**WRITTEN PROBLEM**
Every line with the word "здравоохранения" in it should be extracted from the data that follows.

**RECORDS SUPPLIED**
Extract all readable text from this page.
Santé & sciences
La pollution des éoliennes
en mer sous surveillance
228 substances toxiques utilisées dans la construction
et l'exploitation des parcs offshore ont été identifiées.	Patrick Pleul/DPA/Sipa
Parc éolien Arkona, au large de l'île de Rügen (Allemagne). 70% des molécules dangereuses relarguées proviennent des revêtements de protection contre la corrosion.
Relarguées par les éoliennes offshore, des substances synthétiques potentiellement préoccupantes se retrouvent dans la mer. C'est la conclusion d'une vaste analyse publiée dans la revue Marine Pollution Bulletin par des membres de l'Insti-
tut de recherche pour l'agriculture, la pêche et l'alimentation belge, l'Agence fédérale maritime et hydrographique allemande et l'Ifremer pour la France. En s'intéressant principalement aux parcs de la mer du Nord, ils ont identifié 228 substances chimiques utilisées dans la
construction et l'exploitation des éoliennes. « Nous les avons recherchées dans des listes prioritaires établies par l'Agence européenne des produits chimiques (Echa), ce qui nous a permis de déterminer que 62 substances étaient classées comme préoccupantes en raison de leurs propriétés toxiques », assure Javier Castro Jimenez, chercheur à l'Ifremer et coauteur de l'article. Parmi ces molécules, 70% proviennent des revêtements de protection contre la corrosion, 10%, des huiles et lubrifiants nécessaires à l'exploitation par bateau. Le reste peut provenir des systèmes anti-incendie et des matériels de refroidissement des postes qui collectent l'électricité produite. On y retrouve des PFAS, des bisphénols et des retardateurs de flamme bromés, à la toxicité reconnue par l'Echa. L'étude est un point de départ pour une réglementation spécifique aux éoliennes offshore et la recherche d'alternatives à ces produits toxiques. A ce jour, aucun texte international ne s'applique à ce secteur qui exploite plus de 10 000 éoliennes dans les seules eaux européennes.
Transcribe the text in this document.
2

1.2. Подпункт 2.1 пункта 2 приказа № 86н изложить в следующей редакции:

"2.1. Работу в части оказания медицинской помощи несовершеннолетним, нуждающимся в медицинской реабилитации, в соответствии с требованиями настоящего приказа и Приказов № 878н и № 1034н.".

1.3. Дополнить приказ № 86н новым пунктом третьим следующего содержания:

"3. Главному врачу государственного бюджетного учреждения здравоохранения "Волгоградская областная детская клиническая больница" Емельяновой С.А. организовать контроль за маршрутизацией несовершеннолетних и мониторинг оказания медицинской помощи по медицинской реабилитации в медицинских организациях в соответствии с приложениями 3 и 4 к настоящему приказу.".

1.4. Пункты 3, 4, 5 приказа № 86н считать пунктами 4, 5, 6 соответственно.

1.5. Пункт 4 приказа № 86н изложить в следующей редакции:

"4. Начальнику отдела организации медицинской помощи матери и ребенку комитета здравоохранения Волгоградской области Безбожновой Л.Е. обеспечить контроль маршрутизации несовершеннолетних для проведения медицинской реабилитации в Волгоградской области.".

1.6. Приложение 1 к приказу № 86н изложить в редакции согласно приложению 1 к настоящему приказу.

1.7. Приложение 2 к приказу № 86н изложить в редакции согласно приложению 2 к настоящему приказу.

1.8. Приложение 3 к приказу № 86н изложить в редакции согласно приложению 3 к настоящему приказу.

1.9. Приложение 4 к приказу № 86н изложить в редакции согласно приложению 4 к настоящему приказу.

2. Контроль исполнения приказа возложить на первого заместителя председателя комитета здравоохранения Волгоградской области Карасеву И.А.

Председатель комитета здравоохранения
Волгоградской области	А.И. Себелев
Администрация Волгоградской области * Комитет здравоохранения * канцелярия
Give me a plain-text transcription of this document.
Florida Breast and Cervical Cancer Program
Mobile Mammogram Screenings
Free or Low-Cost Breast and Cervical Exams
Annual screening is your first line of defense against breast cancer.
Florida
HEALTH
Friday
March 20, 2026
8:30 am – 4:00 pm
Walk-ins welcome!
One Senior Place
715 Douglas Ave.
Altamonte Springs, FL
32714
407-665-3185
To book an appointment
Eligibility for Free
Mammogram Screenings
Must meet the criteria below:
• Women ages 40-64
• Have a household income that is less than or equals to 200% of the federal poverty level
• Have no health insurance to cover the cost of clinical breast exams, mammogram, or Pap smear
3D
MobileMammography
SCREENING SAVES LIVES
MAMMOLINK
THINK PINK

**COMPLETED TASK**
"3. Главному врачу государственного бюджетного учреждения здравоохранения "Волгоградская областная детская клиническая больница" Емельяновой С.А. организовать контроль за маршрутизацией несовершеннолетних и мониторинг оказания медицинской помощи по медицинской реабилитации в медицинских организациях в соответствии с приложениями 3 и 4 к настоящему приказу.".
"4. Начальнику отдела организации медицинской помощи матери и ребенку комитета здравоохранения Волгоградской области Безбожновой Л.Е. обеспечить контроль маршрутизации несовершеннолетних для проведения медицинской реабилитации в Волгоградской области.".
2. Контроль исполнения приказа возложить на первого заместителя председателя комитета здравоохранения Волгоградской области Карасеву И.А.
Председатель комитета здравоохранения
Администрация Волгоградской области * Комитет здравоохранения * канцелярия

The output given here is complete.